Your instructions >>
Reproduce every entry exactly.

Supplied records >>
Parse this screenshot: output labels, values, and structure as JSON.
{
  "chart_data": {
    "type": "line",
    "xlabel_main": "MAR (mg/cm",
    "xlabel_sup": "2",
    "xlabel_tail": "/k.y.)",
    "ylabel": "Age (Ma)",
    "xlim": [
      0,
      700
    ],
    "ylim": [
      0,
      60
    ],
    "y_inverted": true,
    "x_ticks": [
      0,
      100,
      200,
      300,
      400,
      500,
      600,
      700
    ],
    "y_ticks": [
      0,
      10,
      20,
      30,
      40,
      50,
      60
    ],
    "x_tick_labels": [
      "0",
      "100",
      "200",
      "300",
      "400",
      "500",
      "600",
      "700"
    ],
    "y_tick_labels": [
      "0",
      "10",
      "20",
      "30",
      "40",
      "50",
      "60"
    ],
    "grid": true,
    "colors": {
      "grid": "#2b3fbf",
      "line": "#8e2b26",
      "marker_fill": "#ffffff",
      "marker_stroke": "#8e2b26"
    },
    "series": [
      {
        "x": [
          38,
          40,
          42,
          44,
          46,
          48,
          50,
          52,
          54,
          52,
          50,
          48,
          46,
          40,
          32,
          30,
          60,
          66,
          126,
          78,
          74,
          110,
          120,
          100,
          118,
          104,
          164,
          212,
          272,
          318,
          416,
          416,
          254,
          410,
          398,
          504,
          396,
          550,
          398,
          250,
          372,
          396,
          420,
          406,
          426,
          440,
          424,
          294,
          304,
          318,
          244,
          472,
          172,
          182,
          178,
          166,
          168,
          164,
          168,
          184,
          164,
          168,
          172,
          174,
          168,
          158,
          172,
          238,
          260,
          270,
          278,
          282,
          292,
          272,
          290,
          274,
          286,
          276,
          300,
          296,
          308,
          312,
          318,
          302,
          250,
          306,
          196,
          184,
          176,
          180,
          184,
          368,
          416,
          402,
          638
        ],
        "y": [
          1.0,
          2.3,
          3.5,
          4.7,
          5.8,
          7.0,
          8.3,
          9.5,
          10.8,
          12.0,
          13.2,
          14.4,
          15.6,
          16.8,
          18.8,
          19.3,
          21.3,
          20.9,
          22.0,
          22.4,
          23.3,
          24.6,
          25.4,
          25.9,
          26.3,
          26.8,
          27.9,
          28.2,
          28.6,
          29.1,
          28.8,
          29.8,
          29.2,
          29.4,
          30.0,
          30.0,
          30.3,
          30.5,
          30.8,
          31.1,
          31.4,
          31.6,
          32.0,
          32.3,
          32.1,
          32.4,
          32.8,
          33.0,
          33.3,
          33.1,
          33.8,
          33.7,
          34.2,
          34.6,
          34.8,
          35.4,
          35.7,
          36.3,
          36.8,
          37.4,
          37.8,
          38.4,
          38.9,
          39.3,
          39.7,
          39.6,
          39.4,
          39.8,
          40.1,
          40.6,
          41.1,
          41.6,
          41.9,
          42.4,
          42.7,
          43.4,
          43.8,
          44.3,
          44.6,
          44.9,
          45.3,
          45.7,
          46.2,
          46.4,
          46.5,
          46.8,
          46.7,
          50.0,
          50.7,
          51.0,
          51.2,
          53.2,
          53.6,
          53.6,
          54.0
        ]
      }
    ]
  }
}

Final result >>
Parse this screenshot: output labels, values, and structure as JSON.
{
  "chart_data": {
    "type": "line",
    "xlabel_main": "MAR (mg/cm",
    "xlabel_sup": "2",
    "xlabel_tail": "/k.y.)",
    "ylabel": "Age (Ma)",
    "xlim": [
      0,
      700
    ],
    "ylim": [
      0,
      60
    ],
    "y_inverted": true,
    "x_ticks": [
      0,
      100,
      200,
      300,
      400,
      500,
      600,
      700
    ],
    "y_ticks": [
      0,
      10,
      20,
      30,
      40,
      50,
      60
    ],
    "x_tick_labels": [
      "0",
      "100",
      "200",
      "300",
      "400",
      "500",
      "600",
      "700"
    ],
    "y_tick_labels": [
      "0",
      "10",
      "20",
      "30",
      "40",
      "50",
      "60"
    ],
    "grid": true,
    "colors": {
      "grid": "#2b3fbf",
      "line": "#8e2b26",
      "marker_fill": "#ffffff",
      "marker_stroke": "#8e2b26"
    },
    "series": [
      {
        "x": [
          38,
          40,
          42,
          44,
          46,
          48,
          50,
          52,
          54,
          52,
          50,
          48,
          46,
          40,
          32,
          30,
          60,
          66,
          126,
          78,
          74,
          110,
          120,
          100,
          118,
          104,
          164,
          212,
          272,
          318,
          416,
          416,
          254,
          410,
          398,
          504,
          396,
          550,
          398,
          250,
          372,
          396,
          420,
          406,
          426,
          440,
          424,
          294,
          304,
          318,
          244,
          472,
          172,
          182,
          178,
          166,
          168,
          164,
          168,
          184,
          164,
          168,
          172,
          174,
          168,
          158,
          172,
          238,
          260,
          270,
          278,
          282,
          292,
          272,
          290,
          274,
          286,
          276,
          300,
          296,
          308,
          312,
          318,
          302,
          250,
          306,
          196,
          184,
          176,
          180,
          184,
          368,
          416,
          402,
          638
        ],
        "y": [
          1.0,
          2.3,
          3.5,
          4.7,
          5.8,
          7.0,
          8.3,
          9.5,
          10.8,
          12.0,
          13.2,
          14.4,
          15.6,
          16.8,
          18.8,
          19.3,
          21.3,
          20.9,
          22.0,
          22.4,
          23.3,
          24.6,
          25.4,
          25.9,
          26.3,
          26.8,
          27.9,
          28.2,
          28.6,
          29.1,
          28.8,
          29.8,
          29.2,
          29.4,
          30.0,
          30.0,
          30.3,
          30.5,
          30.8,
          31.1,
          31.4,
          31.6,
          32.0,
          32.3,
          32.1,
          32.4,
          32.8,
          33.0,
          33.3,
          33.1,
          33.8,
          33.7,
          34.2,
          34.6,
          34.8,
          35.4,
          35.7,
          36.3,
          36.8,
          37.4,
          37.8,
          38.4,
          38.9,
          39.3,
          39.7,
          39.6,
          39.4,
          39.8,
          40.1,
          40.6,
          41.1,
          41.6,
          41.9,
          42.4,
          42.7,
          43.4,
          43.8,
          44.3,
          44.6,
          44.9,
          45.3,
          45.7,
          46.2,
          46.4,
          46.5,
          46.8,
          46.7,
          50.0,
          50.7,
          51.0,
          51.2,
          53.2,
          53.6,
          53.6,
          54.0
        ]
      }
    ]
  }
}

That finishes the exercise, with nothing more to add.